> _Written instruction 1_
Reproduce the listing lines from the beginning of the listing through the line holding "section-title: Join conditions", inclusive.

> _Extract to read_
---+---
There is a good figure of this in Exodus where God, desiring to humble the children of Israel and make them know themselves, ordered them to remove their festive garments and the adornments they had been wearing in the desert: From now on leave aside your festive ornaments and put on common working garments that you may be aware of the treatment you deserve [Ex. 33:5]. This was like saying: Since the clothing you wear, being of festivity and mirth, is an occasion for your not feeling as lowly as you in fact are, put it aside, so that seeing the vileness of your dress you may know yourself and your just deserts.

As a result the soul recognizes the truth about its misery, of which it was formerly ignorant. When it was walking in festivity, gratification, consolation, and support in God, it was more content, believing that it was serving God in some way. Though this idea of serving God may not be explicitly formed in a person's mind, at least some notion of it is deeply embedded within, owing to the satisfaction derived from one's spiritual exercises. Now that the soul is clothed in these other garments of labor, dryness, and desolation, and its former lights have been darkened, it possesses more authentic lights in this most excellent and necessary virtue of self-knowledge. It considers itself to be nothing and finds no satisfaction in self because it is aware that of itself it neither does nor can do anything.

God esteems this lack of self-satisfaction and the dejection persons have about not serving him more than all their former deeds and gratifications, however notable they may have been, since they were the occasion of many imperfections and a great deal of ignorance. Not only the benefits we mentioned result from this garment of dryness but also those of which we will now speak, and many more, for they flow from self-knowledge as from their fount.
---+---
> _Stored data_

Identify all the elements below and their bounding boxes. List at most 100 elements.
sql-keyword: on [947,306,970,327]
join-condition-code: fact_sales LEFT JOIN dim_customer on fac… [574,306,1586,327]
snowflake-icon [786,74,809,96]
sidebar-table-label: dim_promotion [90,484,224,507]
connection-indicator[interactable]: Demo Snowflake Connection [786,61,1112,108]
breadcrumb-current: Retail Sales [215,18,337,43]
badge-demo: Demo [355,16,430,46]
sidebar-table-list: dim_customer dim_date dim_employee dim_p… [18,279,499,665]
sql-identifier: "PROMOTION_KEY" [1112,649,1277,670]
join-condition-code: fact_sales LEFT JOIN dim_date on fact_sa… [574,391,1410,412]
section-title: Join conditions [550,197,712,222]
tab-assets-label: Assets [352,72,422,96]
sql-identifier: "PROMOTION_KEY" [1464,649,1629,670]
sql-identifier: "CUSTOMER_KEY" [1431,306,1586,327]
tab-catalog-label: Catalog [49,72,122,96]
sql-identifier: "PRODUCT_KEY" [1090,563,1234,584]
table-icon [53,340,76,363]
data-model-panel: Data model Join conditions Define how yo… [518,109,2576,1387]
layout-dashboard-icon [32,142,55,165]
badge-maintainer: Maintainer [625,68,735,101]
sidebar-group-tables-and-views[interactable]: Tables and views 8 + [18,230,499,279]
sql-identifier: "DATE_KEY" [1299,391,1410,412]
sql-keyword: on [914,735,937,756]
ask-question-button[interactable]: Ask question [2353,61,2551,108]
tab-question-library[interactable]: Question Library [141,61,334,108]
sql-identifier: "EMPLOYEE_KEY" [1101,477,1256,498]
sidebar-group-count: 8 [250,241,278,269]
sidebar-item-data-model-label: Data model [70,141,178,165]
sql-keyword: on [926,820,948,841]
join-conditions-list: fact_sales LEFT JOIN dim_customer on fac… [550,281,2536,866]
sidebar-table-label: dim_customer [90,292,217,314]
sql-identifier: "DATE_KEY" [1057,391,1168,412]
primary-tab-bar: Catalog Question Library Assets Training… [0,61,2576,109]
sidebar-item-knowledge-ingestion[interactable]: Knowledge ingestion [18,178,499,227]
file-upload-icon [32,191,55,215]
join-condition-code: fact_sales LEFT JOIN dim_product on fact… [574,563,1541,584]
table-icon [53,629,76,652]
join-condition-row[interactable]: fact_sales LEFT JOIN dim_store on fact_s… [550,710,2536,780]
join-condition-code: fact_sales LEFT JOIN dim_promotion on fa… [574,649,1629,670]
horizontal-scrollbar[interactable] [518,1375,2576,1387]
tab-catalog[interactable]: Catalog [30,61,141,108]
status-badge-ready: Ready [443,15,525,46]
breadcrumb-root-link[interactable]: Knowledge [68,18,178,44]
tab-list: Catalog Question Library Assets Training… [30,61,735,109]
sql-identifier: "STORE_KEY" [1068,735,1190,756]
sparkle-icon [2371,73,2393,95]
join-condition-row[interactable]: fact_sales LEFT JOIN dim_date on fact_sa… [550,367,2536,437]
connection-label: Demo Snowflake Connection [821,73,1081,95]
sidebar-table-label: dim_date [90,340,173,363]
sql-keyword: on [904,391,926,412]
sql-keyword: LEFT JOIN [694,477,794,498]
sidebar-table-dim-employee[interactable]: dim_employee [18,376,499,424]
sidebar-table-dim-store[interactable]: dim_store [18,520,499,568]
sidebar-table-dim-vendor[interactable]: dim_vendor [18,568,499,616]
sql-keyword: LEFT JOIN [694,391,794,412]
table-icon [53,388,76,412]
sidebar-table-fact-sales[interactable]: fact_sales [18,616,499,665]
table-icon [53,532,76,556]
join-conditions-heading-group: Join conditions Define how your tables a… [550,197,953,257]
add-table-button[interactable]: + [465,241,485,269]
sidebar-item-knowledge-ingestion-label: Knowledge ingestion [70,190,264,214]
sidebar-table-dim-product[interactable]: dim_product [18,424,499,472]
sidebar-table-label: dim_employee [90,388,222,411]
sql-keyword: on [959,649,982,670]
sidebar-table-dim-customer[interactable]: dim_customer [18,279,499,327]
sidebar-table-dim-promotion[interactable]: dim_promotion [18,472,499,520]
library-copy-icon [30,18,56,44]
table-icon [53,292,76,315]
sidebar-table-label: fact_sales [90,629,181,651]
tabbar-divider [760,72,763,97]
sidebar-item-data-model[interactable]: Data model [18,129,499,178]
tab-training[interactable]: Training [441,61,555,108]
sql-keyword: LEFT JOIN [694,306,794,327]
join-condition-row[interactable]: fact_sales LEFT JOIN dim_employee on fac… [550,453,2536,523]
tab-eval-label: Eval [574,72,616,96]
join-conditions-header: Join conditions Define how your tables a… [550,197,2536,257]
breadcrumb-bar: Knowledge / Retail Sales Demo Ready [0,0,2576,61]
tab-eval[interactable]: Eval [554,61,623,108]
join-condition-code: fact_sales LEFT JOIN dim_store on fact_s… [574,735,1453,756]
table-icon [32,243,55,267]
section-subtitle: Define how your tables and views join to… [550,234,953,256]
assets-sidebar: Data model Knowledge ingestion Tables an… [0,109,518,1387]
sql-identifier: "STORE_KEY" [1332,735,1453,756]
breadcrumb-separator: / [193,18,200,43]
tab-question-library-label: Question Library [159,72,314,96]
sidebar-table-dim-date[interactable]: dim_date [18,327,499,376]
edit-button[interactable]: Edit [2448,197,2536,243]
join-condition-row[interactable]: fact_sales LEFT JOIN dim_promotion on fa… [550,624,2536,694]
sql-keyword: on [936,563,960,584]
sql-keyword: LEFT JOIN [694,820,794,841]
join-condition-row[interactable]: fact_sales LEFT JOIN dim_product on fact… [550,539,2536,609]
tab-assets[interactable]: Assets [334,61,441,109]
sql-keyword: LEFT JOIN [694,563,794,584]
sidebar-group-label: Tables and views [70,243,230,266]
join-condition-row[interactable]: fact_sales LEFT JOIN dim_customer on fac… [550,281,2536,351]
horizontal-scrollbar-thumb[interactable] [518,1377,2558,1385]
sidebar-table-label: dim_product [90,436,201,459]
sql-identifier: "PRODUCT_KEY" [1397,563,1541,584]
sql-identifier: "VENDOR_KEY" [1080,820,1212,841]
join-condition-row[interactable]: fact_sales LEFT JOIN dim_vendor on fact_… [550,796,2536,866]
---+---
> _Written instruction 2_
Decide whether each statement agrees with the passage on self-knowledge. Answer yes or no for each, and quote the words from the passage that settle it. (a) In the Exodus figure, God ordered the children of Israel to remove their festive garments. (b) The soul's former lights have been made brighter. (c) God esteems the soul's former gratifications more than its present dejection.

> _Expected output 1_
Identify all the elements below and their bounding boxes. List at most 100 elements.
sql-keyword: on [947,306,970,327]
join-condition-code: fact_sales LEFT JOIN dim_customer on fac… [574,306,1586,327]
snowflake-icon [786,74,809,96]
sidebar-table-label: dim_promotion [90,484,224,507]
connection-indicator[interactable]: Demo Snowflake Connection [786,61,1112,108]
breadcrumb-current: Retail Sales [215,18,337,43]
badge-demo: Demo [355,16,430,46]
sidebar-table-list: dim_customer dim_date dim_employee dim_p… [18,279,499,665]
sql-identifier: "PROMOTION_KEY" [1112,649,1277,670]
join-condition-code: fact_sales LEFT JOIN dim_date on fact_sa… [574,391,1410,412]
section-title: Join conditions [550,197,712,222]

> _Expected output 2_
(a) Yes: "ordered them to remove their festive garments and the adornments they had been wearing in the desert"
(b) No: "its former lights have been darkened"
(c) No: "God esteems this lack of self-satisfaction and the dejection persons have about not serving him more than all their former deeds and gratifications"